— start —

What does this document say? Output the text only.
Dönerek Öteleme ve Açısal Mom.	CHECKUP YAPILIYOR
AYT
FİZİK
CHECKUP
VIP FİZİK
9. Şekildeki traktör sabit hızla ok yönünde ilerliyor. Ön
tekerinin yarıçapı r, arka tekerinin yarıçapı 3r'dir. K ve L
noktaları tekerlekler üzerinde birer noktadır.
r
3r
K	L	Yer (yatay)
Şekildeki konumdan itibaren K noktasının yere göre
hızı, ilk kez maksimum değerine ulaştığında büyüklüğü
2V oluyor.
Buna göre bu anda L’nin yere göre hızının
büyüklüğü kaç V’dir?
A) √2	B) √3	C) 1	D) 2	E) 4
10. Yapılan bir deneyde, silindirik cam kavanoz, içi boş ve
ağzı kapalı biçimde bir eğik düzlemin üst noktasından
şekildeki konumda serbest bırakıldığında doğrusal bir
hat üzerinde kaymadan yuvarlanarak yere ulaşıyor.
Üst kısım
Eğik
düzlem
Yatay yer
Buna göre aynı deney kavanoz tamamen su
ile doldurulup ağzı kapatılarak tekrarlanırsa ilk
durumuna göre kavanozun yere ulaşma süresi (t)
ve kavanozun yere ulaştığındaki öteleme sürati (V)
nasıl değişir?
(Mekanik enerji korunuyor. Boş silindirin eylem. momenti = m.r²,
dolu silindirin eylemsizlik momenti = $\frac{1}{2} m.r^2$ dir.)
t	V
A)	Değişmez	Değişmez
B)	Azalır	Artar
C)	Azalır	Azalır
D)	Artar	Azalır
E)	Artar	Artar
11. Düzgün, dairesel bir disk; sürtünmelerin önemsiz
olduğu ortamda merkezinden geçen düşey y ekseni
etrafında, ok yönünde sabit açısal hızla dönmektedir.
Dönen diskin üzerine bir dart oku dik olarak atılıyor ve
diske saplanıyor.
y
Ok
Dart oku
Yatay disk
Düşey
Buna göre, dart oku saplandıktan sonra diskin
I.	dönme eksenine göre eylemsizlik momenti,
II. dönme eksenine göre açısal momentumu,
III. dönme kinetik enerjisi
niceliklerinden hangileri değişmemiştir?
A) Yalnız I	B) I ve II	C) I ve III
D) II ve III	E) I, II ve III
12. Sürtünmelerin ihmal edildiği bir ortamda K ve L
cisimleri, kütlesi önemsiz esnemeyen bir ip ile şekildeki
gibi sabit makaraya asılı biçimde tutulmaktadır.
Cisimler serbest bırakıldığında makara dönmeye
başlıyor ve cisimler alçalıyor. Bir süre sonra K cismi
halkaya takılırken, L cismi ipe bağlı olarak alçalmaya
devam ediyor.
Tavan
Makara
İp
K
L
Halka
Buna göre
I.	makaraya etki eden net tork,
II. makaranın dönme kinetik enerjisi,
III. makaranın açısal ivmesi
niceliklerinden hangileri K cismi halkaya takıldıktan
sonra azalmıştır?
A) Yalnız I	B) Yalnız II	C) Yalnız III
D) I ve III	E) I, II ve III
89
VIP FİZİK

— end —

» PROBLEM TO WORK ON
Set down all of the data above, word for word.

» OUTPUT BELOW
What does this document say? Output the text only.
Dönerek Öteleme ve Açısal Mom.	CHECKUP YAPILIYOR
AYT
FİZİK
CHECKUP
VIP FİZİK
9. Şekildeki traktör sabit hızla ok yönünde ilerliyor. Ön
tekerinin yarıçapı r, arka tekerinin yarıçapı 3r'dir. K ve L
noktaları tekerlekler üzerinde birer noktadır.
r
3r
K	L	Yer (yatay)
Şekildeki konumdan itibaren K noktasının yere göre
hızı, ilk kez maksimum değerine ulaştığında büyüklüğü
2V oluyor.
Buna göre bu anda L’nin yere göre hızının
büyüklüğü kaç V’dir?
A) √2	B) √3	C) 1	D) 2	E) 4
10. Yapılan bir deneyde, silindirik cam kavanoz, içi boş ve
ağzı kapalı biçimde bir eğik düzlemin üst noktasından
şekildeki konumda serbest bırakıldığında doğrusal bir
hat üzerinde kaymadan yuvarlanarak yere ulaşıyor.
Üst kısım
Eğik
düzlem
Yatay yer
Buna göre aynı deney kavanoz tamamen su
ile doldurulup ağzı kapatılarak tekrarlanırsa ilk
durumuna göre kavanozun yere ulaşma süresi (t)
ve kavanozun yere ulaştığındaki öteleme sürati (V)
nasıl değişir?
(Mekanik enerji korunuyor. Boş silindirin eylem. momenti = m.r²,
dolu silindirin eylemsizlik momenti = $\frac{1}{2} m.r^2$ dir.)
t	V
A)	Değişmez	Değişmez
B)	Azalır	Artar
C)	Azalır	Azalır
D)	Artar	Azalır
E)	Artar	Artar
11. Düzgün, dairesel bir disk; sürtünmelerin önemsiz
olduğu ortamda merkezinden geçen düşey y ekseni
etrafında, ok yönünde sabit açısal hızla dönmektedir.
Dönen diskin üzerine bir dart oku dik olarak atılıyor ve
diske saplanıyor.
y
Ok
Dart oku
Yatay disk
Düşey
Buna göre, dart oku saplandıktan sonra diskin
I.	dönme eksenine göre eylemsizlik momenti,
II. dönme eksenine göre açısal momentumu,
III. dönme kinetik enerjisi
niceliklerinden hangileri değişmemiştir?
A) Yalnız I	B) I ve II	C) I ve III
D) II ve III	E) I, II ve III
12. Sürtünmelerin ihmal edildiği bir ortamda K ve L
cisimleri, kütlesi önemsiz esnemeyen bir ip ile şekildeki
gibi sabit makaraya asılı biçimde tutulmaktadır.
Cisimler serbest bırakıldığında makara dönmeye
başlıyor ve cisimler alçalıyor. Bir süre sonra K cismi
halkaya takılırken, L cismi ipe bağlı olarak alçalmaya
devam ediyor.
Tavan
Makara
İp
K
L
Halka
Buna göre
I.	makaraya etki eden net tork,
II. makaranın dönme kinetik enerjisi,
III. makaranın açısal ivmesi
niceliklerinden hangileri K cismi halkaya takıldıktan
sonra azalmıştır?
A) Yalnız I	B) Yalnız II	C) Yalnız III
D) I ve III	E) I, II ve III
89
VIP FİZİK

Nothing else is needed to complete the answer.